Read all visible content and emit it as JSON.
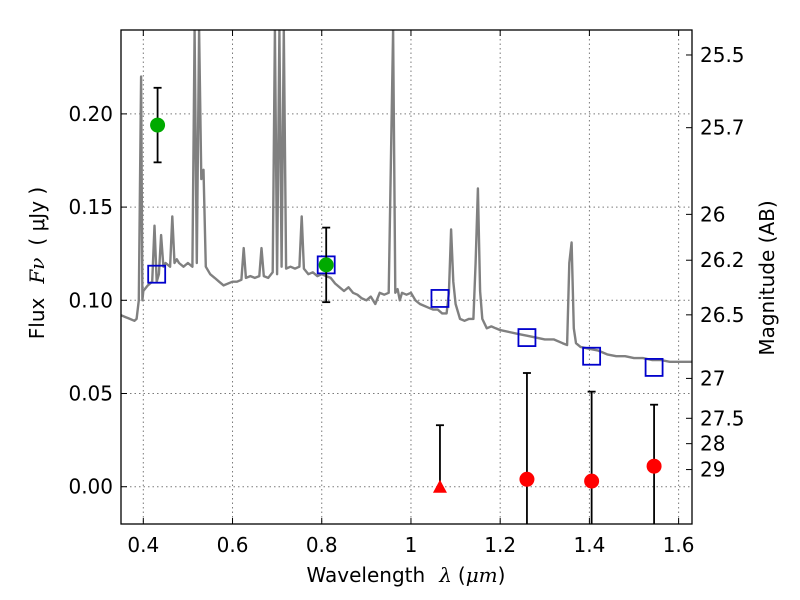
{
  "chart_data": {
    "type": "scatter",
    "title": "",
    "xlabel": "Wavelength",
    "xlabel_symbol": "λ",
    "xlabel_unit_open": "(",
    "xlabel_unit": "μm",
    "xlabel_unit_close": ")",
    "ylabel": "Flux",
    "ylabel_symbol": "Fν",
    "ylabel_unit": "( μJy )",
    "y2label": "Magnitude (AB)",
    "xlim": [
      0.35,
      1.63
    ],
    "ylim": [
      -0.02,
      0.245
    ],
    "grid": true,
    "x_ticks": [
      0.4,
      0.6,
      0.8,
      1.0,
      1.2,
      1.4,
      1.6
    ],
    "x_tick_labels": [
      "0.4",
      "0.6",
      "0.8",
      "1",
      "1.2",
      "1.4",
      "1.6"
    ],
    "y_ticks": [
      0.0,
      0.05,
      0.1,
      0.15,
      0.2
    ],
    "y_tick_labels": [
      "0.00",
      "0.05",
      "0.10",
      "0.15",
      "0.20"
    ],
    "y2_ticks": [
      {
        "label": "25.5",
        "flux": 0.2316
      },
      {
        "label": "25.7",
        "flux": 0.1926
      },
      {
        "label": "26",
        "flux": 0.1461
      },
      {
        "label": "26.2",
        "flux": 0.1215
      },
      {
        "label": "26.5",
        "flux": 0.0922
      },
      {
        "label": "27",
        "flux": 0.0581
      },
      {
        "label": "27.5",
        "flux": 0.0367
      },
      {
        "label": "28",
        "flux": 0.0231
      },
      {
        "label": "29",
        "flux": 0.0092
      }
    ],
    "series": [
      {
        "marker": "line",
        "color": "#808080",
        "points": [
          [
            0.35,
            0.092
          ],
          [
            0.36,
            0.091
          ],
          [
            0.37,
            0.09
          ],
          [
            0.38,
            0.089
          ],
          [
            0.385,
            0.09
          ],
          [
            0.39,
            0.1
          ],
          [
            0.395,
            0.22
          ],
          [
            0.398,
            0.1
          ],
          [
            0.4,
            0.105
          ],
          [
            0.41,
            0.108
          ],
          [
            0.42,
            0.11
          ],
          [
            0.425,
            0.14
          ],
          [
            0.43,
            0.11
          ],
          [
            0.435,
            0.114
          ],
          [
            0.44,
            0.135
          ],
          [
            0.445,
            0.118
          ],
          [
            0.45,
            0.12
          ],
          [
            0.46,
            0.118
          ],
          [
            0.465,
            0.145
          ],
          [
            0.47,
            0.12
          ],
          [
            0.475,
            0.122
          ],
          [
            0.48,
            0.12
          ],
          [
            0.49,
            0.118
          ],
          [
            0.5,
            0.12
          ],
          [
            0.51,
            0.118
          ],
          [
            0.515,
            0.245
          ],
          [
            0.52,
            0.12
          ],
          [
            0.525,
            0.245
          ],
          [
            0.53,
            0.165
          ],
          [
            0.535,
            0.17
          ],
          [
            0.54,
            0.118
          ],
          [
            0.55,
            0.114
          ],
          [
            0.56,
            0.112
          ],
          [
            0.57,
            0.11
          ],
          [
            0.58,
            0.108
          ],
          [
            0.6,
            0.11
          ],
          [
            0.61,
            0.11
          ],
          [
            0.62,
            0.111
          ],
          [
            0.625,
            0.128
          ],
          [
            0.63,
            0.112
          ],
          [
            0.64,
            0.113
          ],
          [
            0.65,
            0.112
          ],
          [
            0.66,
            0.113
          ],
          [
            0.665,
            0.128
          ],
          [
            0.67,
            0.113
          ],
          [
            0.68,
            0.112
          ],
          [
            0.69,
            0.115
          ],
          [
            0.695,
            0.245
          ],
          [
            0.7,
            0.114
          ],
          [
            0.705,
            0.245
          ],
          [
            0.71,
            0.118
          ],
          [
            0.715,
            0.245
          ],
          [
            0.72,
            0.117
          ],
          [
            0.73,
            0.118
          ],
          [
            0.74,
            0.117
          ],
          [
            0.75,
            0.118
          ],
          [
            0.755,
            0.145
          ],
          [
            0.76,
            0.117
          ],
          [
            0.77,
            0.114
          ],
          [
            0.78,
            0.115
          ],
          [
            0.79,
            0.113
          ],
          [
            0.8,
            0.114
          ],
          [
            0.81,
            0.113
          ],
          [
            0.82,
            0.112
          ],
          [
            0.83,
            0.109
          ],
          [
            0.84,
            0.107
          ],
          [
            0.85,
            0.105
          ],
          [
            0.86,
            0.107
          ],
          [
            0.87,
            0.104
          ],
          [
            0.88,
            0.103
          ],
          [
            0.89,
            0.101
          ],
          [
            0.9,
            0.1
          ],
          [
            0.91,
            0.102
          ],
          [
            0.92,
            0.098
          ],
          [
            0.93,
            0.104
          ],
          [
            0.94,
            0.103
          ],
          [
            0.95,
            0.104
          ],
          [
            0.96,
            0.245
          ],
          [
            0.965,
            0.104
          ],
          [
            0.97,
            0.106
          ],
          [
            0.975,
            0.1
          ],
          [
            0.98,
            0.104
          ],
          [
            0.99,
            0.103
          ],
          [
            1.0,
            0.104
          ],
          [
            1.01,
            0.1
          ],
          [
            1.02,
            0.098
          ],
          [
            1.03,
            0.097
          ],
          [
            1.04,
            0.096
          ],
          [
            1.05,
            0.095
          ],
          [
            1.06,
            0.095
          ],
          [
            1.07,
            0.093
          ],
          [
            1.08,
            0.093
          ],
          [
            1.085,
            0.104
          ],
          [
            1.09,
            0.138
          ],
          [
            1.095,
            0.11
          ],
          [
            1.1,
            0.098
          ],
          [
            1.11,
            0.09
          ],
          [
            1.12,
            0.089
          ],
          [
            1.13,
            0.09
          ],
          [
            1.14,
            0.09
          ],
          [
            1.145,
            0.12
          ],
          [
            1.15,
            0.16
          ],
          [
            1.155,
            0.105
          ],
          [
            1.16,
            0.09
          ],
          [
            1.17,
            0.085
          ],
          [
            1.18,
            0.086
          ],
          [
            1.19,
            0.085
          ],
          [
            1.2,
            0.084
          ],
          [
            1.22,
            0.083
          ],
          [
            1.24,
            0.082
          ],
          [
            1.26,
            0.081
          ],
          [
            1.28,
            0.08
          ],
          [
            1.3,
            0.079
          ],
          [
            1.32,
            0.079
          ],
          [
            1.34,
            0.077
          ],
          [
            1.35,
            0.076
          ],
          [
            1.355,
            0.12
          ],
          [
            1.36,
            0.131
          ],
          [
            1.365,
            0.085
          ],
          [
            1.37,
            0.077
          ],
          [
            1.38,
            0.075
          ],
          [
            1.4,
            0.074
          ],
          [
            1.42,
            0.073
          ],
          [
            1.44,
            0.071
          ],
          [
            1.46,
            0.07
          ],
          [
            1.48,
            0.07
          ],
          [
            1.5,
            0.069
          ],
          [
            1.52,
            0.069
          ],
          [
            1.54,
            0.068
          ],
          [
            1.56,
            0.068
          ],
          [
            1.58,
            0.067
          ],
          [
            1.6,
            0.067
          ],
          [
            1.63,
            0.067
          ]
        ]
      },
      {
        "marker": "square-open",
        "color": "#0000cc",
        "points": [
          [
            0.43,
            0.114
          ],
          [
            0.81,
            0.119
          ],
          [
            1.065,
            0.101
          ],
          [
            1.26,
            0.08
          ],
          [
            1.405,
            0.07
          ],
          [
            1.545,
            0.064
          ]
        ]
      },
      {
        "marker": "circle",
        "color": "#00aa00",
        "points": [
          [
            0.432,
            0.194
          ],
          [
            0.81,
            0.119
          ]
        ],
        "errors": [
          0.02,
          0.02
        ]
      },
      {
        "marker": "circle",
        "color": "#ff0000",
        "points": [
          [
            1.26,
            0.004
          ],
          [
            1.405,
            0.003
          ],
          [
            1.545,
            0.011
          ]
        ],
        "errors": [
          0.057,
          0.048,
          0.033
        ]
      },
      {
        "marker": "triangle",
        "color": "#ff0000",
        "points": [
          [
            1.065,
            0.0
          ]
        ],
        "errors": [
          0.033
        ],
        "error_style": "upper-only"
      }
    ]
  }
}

WHAT YOU WILL DO
For the listing above, identify each line bearing "color".

EXERCISE ANSWER
        "color": "#808080",
        "color": "#0000cc",
        "color": "#00aa00",
        "color": "#ff0000",
        "color": "#ff0000",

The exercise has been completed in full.